>>
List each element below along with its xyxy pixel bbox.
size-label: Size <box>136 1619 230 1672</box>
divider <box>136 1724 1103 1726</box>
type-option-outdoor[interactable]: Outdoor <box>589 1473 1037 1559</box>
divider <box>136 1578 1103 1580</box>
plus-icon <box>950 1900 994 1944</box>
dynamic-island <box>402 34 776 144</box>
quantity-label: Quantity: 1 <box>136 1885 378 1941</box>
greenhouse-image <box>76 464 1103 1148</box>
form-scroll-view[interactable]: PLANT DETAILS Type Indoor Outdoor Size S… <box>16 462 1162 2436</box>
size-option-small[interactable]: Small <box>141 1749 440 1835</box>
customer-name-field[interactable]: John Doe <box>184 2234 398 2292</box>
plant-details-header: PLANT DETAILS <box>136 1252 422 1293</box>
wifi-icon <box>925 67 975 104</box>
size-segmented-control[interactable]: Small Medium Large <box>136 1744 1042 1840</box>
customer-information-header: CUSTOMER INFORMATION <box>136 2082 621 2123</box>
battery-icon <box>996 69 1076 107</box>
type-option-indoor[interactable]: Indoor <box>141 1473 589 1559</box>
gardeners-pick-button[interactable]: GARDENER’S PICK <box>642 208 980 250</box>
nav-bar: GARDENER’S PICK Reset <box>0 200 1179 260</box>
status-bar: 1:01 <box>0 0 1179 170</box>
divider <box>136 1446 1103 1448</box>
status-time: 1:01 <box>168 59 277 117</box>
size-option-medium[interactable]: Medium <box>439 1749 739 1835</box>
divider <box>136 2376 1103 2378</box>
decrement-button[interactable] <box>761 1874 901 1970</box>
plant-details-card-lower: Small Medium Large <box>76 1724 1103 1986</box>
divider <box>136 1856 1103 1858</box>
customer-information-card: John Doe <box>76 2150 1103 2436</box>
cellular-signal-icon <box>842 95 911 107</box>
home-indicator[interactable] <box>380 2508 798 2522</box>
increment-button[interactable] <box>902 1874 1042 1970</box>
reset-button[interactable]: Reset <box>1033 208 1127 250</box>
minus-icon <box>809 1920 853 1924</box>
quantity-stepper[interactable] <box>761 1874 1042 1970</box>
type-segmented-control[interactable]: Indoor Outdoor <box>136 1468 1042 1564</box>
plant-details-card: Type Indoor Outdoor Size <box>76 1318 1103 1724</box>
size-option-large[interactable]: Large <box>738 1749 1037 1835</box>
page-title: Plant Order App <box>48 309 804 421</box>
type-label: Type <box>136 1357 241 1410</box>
<<
What to produce – Rewrite the records above as a Markdown table with the columns "Row" and "Line," numbering each line and omitting blank lines.

Written answer –
| Row | Line |
|---|---|
| 1 | List each element below along with its xyxy pixel bbox. |
| 2 | size-label: Size <box>136 1619 230 1672</box> |
| 3 | divider <box>136 1724 1103 1726</box> |
| 4 | type-option-outdoor[interactable]: Outdoor <box>589 1473 1037 1559</box> |
| 5 | divider <box>136 1578 1103 1580</box> |
| 6 | plus-icon <box>950 1900 994 1944</box> |
| 7 | dynamic-island <box>402 34 776 144</box> |
| 8 | quantity-label: Quantity: 1 <box>136 1885 378 1941</box> |
| 9 | greenhouse-image <box>76 464 1103 1148</box> |
| 10 | form-scroll-view[interactable]: PLANT DETAILS Type Indoor Outdoor Size S… <box>16 462 1162 2436</box> |
| 11 | size-option-small[interactable]: Small <box>141 1749 440 1835</box> |
| 12 | customer-name-field[interactable]: John Doe <box>184 2234 398 2292</box> |
| 13 | plant-details-header: PLANT DETAILS <box>136 1252 422 1293</box> |
| 14 | wifi-icon <box>925 67 975 104</box> |
| 15 | size-segmented-control[interactable]: Small Medium Large <box>136 1744 1042 1840</box> |
| 16 | customer-information-header: CUSTOMER INFORMATION <box>136 2082 621 2123</box> |
| 17 | battery-icon <box>996 69 1076 107</box> |
| 18 | type-option-indoor[interactable]: Indoor <box>141 1473 589 1559</box> |
| 19 | gardeners-pick-button[interactable]: GARDENER’S PICK <box>642 208 980 250</box> |
| 20 | nav-bar: GARDENER’S PICK Reset <box>0 200 1179 260</box> |
| 21 | status-bar: 1:01 <box>0 0 1179 170</box> |
| 22 | divider <box>136 1446 1103 1448</box> |
| 23 | status-time: 1:01 <box>168 59 277 117</box> |
| 24 | size-option-medium[interactable]: Medium <box>439 1749 739 1835</box> |
| 25 | divider <box>136 2376 1103 2378</box> |
| 26 | decrement-button[interactable] <box>761 1874 901 1970</box> |
| 27 | plant-details-card-lower: Small Medium Large <box>76 1724 1103 1986</box> |
| 28 | divider <box>136 1856 1103 1858</box> |
| 29 | customer-information-card: John Doe <box>76 2150 1103 2436</box> |
| 30 | cellular-signal-icon <box>842 95 911 107</box> |
| 31 | home-indicator[interactable] <box>380 2508 798 2522</box> |
| 32 | increment-button[interactable] <box>902 1874 1042 1970</box> |
| 33 | reset-button[interactable]: Reset <box>1033 208 1127 250</box> |
| 34 | minus-icon <box>809 1920 853 1924</box> |
| 35 | quantity-stepper[interactable] <box>761 1874 1042 1970</box> |
| 36 | type-segmented-control[interactable]: Indoor Outdoor <box>136 1468 1042 1564</box> |
| 37 | plant-details-card: Type Indoor Outdoor Size <box>76 1318 1103 1724</box> |
| 38 | size-option-large[interactable]: Large <box>738 1749 1037 1835</box> |
| 39 | page-title: Plant Order App <box>48 309 804 421</box> |
| 40 | type-label: Type <box>136 1357 241 1410</box> |